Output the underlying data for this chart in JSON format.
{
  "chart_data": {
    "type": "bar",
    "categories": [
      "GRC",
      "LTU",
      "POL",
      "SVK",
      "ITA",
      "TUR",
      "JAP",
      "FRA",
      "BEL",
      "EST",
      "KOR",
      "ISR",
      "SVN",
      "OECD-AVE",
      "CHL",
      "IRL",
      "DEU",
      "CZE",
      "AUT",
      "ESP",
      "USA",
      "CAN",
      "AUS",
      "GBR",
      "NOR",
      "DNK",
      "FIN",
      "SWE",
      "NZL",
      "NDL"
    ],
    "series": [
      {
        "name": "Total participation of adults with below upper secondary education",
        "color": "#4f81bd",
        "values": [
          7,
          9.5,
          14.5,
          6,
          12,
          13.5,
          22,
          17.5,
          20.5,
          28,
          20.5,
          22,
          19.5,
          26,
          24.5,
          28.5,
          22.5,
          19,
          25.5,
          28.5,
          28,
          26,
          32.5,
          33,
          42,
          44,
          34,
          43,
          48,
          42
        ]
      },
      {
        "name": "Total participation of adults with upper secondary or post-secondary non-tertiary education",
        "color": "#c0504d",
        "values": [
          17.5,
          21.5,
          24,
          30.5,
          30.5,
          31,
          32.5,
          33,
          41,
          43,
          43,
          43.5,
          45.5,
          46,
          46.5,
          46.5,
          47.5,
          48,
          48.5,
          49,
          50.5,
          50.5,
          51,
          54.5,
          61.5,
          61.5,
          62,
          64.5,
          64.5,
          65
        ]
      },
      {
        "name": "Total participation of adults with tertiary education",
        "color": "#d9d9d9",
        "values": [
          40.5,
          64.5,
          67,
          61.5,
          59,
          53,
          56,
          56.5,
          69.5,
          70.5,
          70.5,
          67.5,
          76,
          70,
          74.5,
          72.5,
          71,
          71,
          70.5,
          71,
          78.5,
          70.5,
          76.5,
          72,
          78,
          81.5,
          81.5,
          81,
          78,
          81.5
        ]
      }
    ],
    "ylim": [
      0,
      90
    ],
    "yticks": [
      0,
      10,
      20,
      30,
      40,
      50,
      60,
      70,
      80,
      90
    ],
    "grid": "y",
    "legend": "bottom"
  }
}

= WHAT THE EXERCISE ASKS =
Return the entries in full, keeping every line exactly as it is.

= EXERCISE ANSWER =
Output the underlying data for this chart in JSON format.
{
  "chart_data": {
    "type": "bar",
    "categories": [
      "GRC",
      "LTU",
      "POL",
      "SVK",
      "ITA",
      "TUR",
      "JAP",
      "FRA",
      "BEL",
      "EST",
      "KOR",
      "ISR",
      "SVN",
      "OECD-AVE",
      "CHL",
      "IRL",
      "DEU",
      "CZE",
      "AUT",
      "ESP",
      "USA",
      "CAN",
      "AUS",
      "GBR",
      "NOR",
      "DNK",
      "FIN",
      "SWE",
      "NZL",
      "NDL"
    ],
    "series": [
      {
        "name": "Total participation of adults with below upper secondary education",
        "color": "#4f81bd",
        "values": [
          7,
          9.5,
          14.5,
          6,
          12,
          13.5,
          22,
          17.5,
          20.5,
          28,
          20.5,
          22,
          19.5,
          26,
          24.5,
          28.5,
          22.5,
          19,
          25.5,
          28.5,
          28,
          26,
          32.5,
          33,
          42,
          44,
          34,
          43,
          48,
          42
        ]
      },
      {
        "name": "Total participation of adults with upper secondary or post-secondary non-tertiary education",
        "color": "#c0504d",
        "values": [
          17.5,
          21.5,
          24,
          30.5,
          30.5,
          31,
          32.5,
          33,
          41,
          43,
          43,
          43.5,
          45.5,
          46,
          46.5,
          46.5,
          47.5,
          48,
          48.5,
          49,
          50.5,
          50.5,
          51,
          54.5,
          61.5,
          61.5,
          62,
          64.5,
          64.5,
          65
        ]
      },
      {
        "name": "Total participation of adults with tertiary education",
        "color": "#d9d9d9",
        "values": [
          40.5,
          64.5,
          67,
          61.5,
          59,
          53,
          56,
          56.5,
          69.5,
          70.5,
          70.5,
          67.5,
          76,
          70,
          74.5,
          72.5,
          71,
          71,
          70.5,
          71,
          78.5,
          70.5,
          76.5,
          72,
          78,
          81.5,
          81.5,
          81,
          78,
          81.5
        ]
      }
    ],
    "ylim": [
      0,
      90
    ],
    "yticks": [
      0,
      10,
      20,
      30,
      40,
      50,
      60,
      70,
      80,
      90
    ],
    "grid": "y",
    "legend": "bottom"
  }
}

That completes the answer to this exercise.